▸ **GOAL OF THE EXERCISE**
Quote, verbatim, all material below, without pictures.

# MATERIAL SUPPLIED start

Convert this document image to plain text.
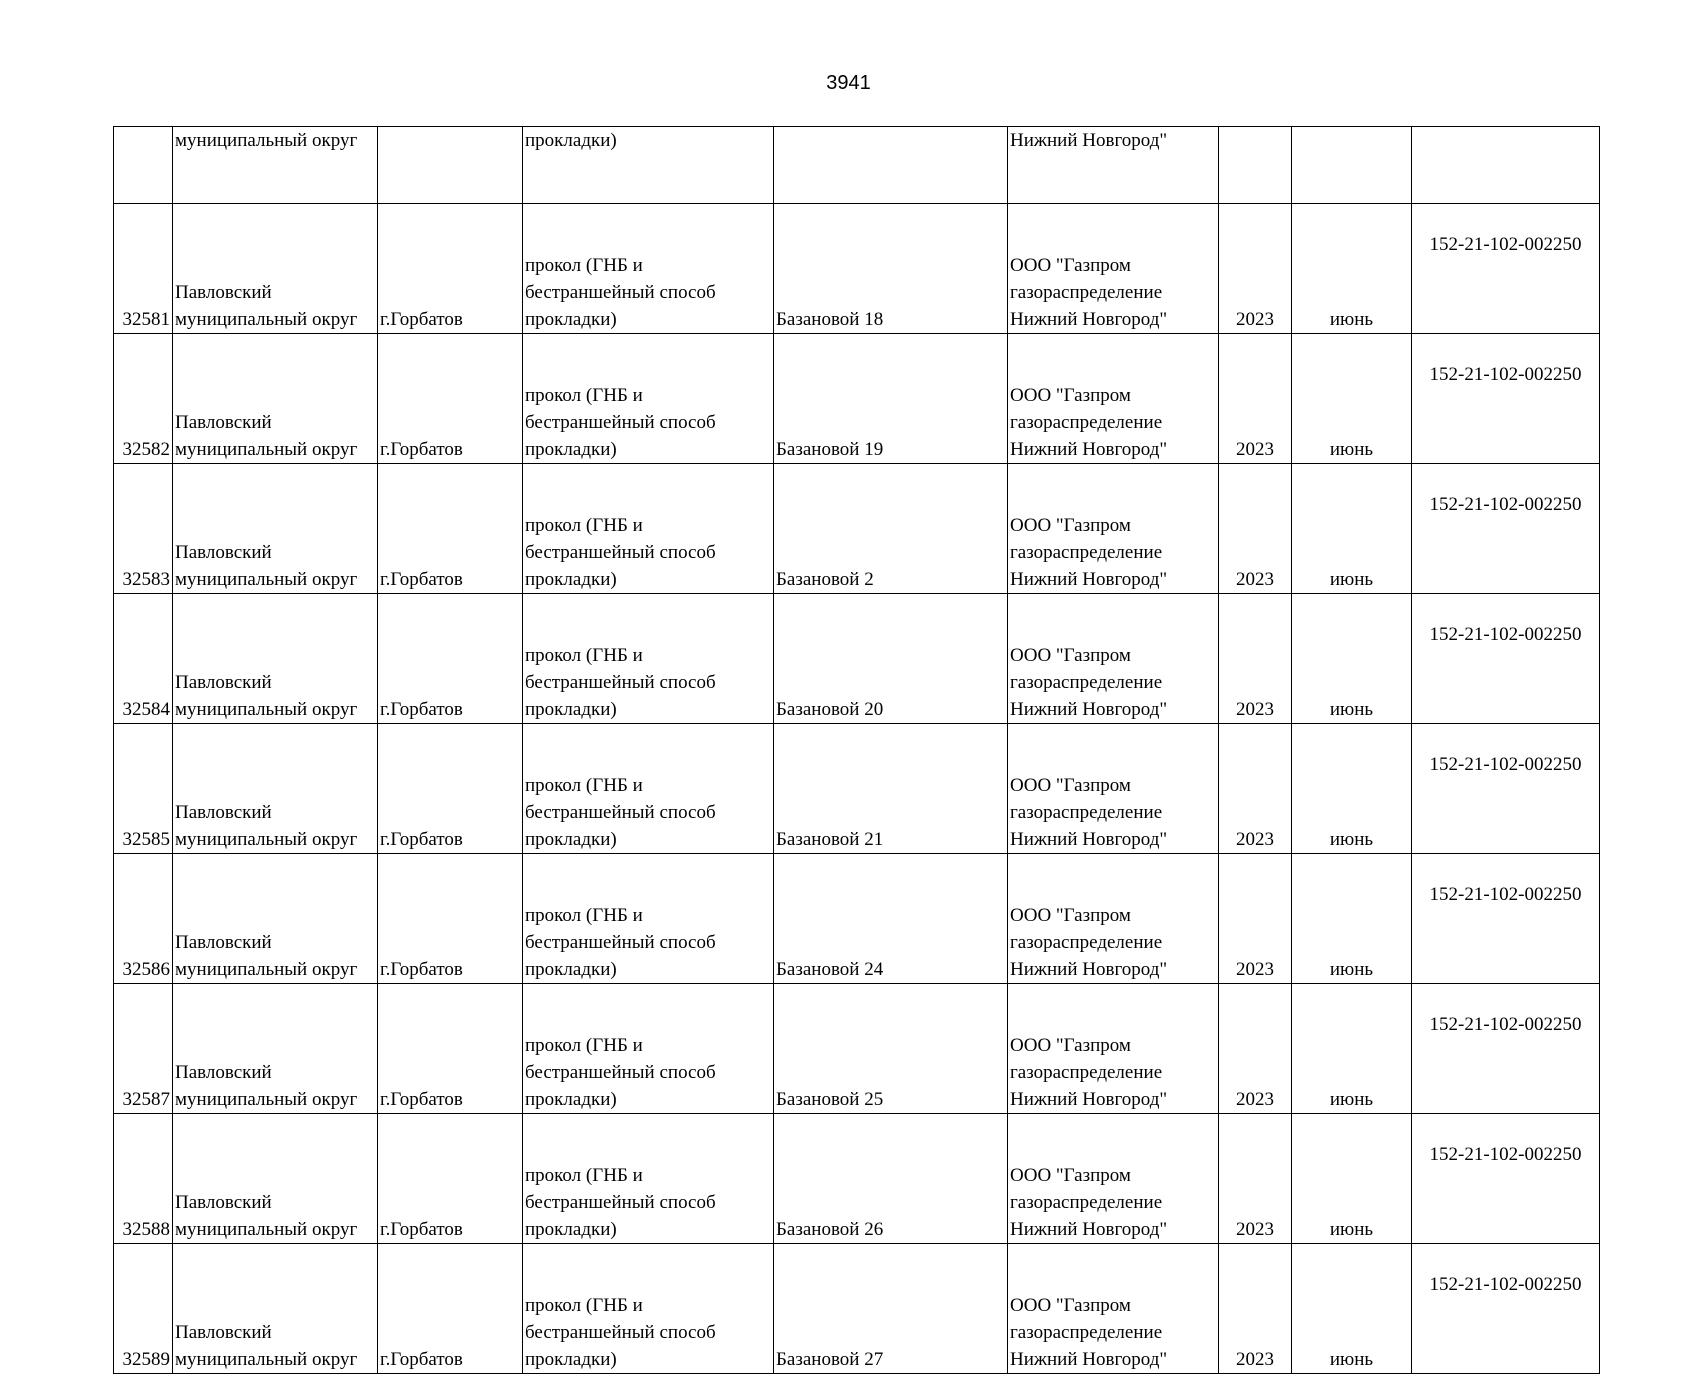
3941
	муниципальный округ		прокладки)		Нижний Новгород"			
32581	Павловский
муниципальный округ	г.Горбатов	прокол (ГНБ и
бестраншейный способ
прокладки)	Базановой 18	ООО "Газпром
газораспределение
Нижний Новгород"	2023	июнь	152-21-102-002250
32582	Павловский
муниципальный округ	г.Горбатов	прокол (ГНБ и
бестраншейный способ
прокладки)	Базановой 19	ООО "Газпром
газораспределение
Нижний Новгород"	2023	июнь	152-21-102-002250
32583	Павловский
муниципальный округ	г.Горбатов	прокол (ГНБ и
бестраншейный способ
прокладки)	Базановой 2	ООО "Газпром
газораспределение
Нижний Новгород"	2023	июнь	152-21-102-002250
32584	Павловский
муниципальный округ	г.Горбатов	прокол (ГНБ и
бестраншейный способ
прокладки)	Базановой 20	ООО "Газпром
газораспределение
Нижний Новгород"	2023	июнь	152-21-102-002250
32585	Павловский
муниципальный округ	г.Горбатов	прокол (ГНБ и
бестраншейный способ
прокладки)	Базановой 21	ООО "Газпром
газораспределение
Нижний Новгород"	2023	июнь	152-21-102-002250
32586	Павловский
муниципальный округ	г.Горбатов	прокол (ГНБ и
бестраншейный способ
прокладки)	Базановой 24	ООО "Газпром
газораспределение
Нижний Новгород"	2023	июнь	152-21-102-002250
32587	Павловский
муниципальный округ	г.Горбатов	прокол (ГНБ и
бестраншейный способ
прокладки)	Базановой 25	ООО "Газпром
газораспределение
Нижний Новгород"	2023	июнь	152-21-102-002250
32588	Павловский
муниципальный округ	г.Горбатов	прокол (ГНБ и
бестраншейный способ
прокладки)	Базановой 26	ООО "Газпром
газораспределение
Нижний Новгород"	2023	июнь	152-21-102-002250
32589	Павловский
муниципальный округ	г.Горбатов	прокол (ГНБ и
бестраншейный способ
прокладки)	Базановой 27	ООО "Газпром
газораспределение
Нижний Новгород"	2023	июнь	152-21-102-002250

# MATERIAL SUPPLIED end

▸ **REPLY TO THE TASK**
Convert this document image to plain text.
3941
	муниципальный округ		прокладки)		Нижний Новгород"			
32581	Павловский
муниципальный округ	г.Горбатов	прокол (ГНБ и
бестраншейный способ
прокладки)	Базановой 18	ООО "Газпром
газораспределение
Нижний Новгород"	2023	июнь	152-21-102-002250
32582	Павловский
муниципальный округ	г.Горбатов	прокол (ГНБ и
бестраншейный способ
прокладки)	Базановой 19	ООО "Газпром
газораспределение
Нижний Новгород"	2023	июнь	152-21-102-002250
32583	Павловский
муниципальный округ	г.Горбатов	прокол (ГНБ и
бестраншейный способ
прокладки)	Базановой 2	ООО "Газпром
газораспределение
Нижний Новгород"	2023	июнь	152-21-102-002250
32584	Павловский
муниципальный округ	г.Горбатов	прокол (ГНБ и
бестраншейный способ
прокладки)	Базановой 20	ООО "Газпром
газораспределение
Нижний Новгород"	2023	июнь	152-21-102-002250
32585	Павловский
муниципальный округ	г.Горбатов	прокол (ГНБ и
бестраншейный способ
прокладки)	Базановой 21	ООО "Газпром
газораспределение
Нижний Новгород"	2023	июнь	152-21-102-002250
32586	Павловский
муниципальный округ	г.Горбатов	прокол (ГНБ и
бестраншейный способ
прокладки)	Базановой 24	ООО "Газпром
газораспределение
Нижний Новгород"	2023	июнь	152-21-102-002250
32587	Павловский
муниципальный округ	г.Горбатов	прокол (ГНБ и
бестраншейный способ
прокладки)	Базановой 25	ООО "Газпром
газораспределение
Нижний Новгород"	2023	июнь	152-21-102-002250
32588	Павловский
муниципальный округ	г.Горбатов	прокол (ГНБ и
бестраншейный способ
прокладки)	Базановой 26	ООО "Газпром
газораспределение
Нижний Новгород"	2023	июнь	152-21-102-002250
32589	Павловский
муниципальный округ	г.Горбатов	прокол (ГНБ и
бестраншейный способ
прокладки)	Базановой 27	ООО "Газпром
газораспределение
Нижний Новгород"	2023	июнь	152-21-102-002250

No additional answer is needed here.